Task directions >> List all lines of the data that include the string "Hermanny".

────

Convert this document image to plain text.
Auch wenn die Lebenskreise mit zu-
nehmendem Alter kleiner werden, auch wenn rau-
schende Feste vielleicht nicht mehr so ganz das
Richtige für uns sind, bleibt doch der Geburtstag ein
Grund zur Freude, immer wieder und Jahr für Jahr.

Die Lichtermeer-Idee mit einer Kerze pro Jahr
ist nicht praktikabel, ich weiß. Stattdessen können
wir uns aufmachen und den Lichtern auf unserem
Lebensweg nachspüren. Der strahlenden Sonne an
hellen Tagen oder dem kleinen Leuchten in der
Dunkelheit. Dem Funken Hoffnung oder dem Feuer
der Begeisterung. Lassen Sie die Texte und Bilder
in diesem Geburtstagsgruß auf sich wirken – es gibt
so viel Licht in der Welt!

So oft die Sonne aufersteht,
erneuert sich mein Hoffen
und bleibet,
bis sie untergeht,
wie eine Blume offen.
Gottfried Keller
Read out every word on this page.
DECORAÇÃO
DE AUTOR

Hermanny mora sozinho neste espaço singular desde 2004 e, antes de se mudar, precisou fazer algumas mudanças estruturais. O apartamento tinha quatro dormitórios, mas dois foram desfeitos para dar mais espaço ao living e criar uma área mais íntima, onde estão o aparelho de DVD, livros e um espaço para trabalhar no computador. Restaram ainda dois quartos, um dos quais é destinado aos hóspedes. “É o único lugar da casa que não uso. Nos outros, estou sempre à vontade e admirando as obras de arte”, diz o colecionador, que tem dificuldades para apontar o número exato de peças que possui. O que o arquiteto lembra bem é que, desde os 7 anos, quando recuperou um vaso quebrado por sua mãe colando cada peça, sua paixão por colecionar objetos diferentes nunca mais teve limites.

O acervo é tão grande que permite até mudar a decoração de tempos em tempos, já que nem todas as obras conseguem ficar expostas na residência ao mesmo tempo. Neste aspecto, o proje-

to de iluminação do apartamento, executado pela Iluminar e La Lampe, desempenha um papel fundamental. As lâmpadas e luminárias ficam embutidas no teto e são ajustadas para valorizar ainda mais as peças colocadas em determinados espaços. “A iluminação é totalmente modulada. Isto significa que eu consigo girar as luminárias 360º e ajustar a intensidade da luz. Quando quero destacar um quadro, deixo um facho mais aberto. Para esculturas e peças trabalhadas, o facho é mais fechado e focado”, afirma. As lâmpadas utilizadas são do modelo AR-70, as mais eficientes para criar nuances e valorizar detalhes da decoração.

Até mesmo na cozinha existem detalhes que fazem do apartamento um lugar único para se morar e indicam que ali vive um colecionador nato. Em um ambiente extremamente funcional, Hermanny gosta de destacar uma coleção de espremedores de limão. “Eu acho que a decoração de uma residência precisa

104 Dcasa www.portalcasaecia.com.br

────

Answer for the task >>
Hermanny mora sozinho neste espaço singular desde 2004 e, antes de se mudar, precisou fazer algumas mudanças estruturais. O apartamento tinha quatro dormitórios, mas dois foram desfeitos para dar mais espaço ao living e criar uma área mais íntima, onde estão o aparelho de DVD, livros e um espaço para trabalhar no computador. Restaram ainda dois quartos, um dos quais é destinado aos hóspedes. “É o único lugar da casa que não uso. Nos outros, estou sempre à vontade e admirando as obras de arte”, diz o colecionador, que tem dificuldades para apontar o número exato de peças que possui. O que o arquiteto lembra bem é que, desde os 7 anos, quando recuperou um vaso quebrado por sua mãe colando cada peça, sua paixão por colecionar objetos diferentes nunca mais teve limites.
Até mesmo na cozinha existem detalhes que fazem do apartamento um lugar único para se morar e indicam que ali vive um colecionador nato. Em um ambiente extremamente funcional, Hermanny gosta de destacar uma coleção de espremedores de limão. “Eu acho que a decoração de uma residência precisa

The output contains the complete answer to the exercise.